Stored data entries
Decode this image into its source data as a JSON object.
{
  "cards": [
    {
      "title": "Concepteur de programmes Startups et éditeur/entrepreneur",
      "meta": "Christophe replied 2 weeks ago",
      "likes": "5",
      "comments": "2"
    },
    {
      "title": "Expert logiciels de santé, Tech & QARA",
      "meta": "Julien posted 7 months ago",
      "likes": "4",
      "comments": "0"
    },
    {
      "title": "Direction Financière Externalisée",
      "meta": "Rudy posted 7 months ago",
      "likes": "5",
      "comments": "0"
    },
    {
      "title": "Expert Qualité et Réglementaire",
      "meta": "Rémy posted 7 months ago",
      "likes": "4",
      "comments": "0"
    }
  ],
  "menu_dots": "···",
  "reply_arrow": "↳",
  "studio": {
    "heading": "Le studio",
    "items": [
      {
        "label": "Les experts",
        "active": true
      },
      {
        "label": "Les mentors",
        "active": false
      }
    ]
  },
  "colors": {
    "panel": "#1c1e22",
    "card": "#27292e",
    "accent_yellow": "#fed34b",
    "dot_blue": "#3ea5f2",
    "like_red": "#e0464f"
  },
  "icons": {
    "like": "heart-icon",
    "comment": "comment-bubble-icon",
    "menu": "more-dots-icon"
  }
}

● Exercise requirements:
Working from the material above, retype it in its entirety without change.

● Result for this exercise:
Decode this image into its source data as a JSON object.
{
  "cards": [
    {
      "title": "Concepteur de programmes Startups et éditeur/entrepreneur",
      "meta": "Christophe replied 2 weeks ago",
      "likes": "5",
      "comments": "2"
    },
    {
      "title": "Expert logiciels de santé, Tech & QARA",
      "meta": "Julien posted 7 months ago",
      "likes": "4",
      "comments": "0"
    },
    {
      "title": "Direction Financière Externalisée",
      "meta": "Rudy posted 7 months ago",
      "likes": "5",
      "comments": "0"
    },
    {
      "title": "Expert Qualité et Réglementaire",
      "meta": "Rémy posted 7 months ago",
      "likes": "4",
      "comments": "0"
    }
  ],
  "menu_dots": "···",
  "reply_arrow": "↳",
  "studio": {
    "heading": "Le studio",
    "items": [
      {
        "label": "Les experts",
        "active": true
      },
      {
        "label": "Les mentors",
        "active": false
      }
    ]
  },
  "colors": {
    "panel": "#1c1e22",
    "card": "#27292e",
    "accent_yellow": "#fed34b",
    "dot_blue": "#3ea5f2",
    "like_red": "#e0464f"
  },
  "icons": {
    "like": "heart-icon",
    "comment": "comment-bubble-icon",
    "menu": "more-dots-icon"
  }
}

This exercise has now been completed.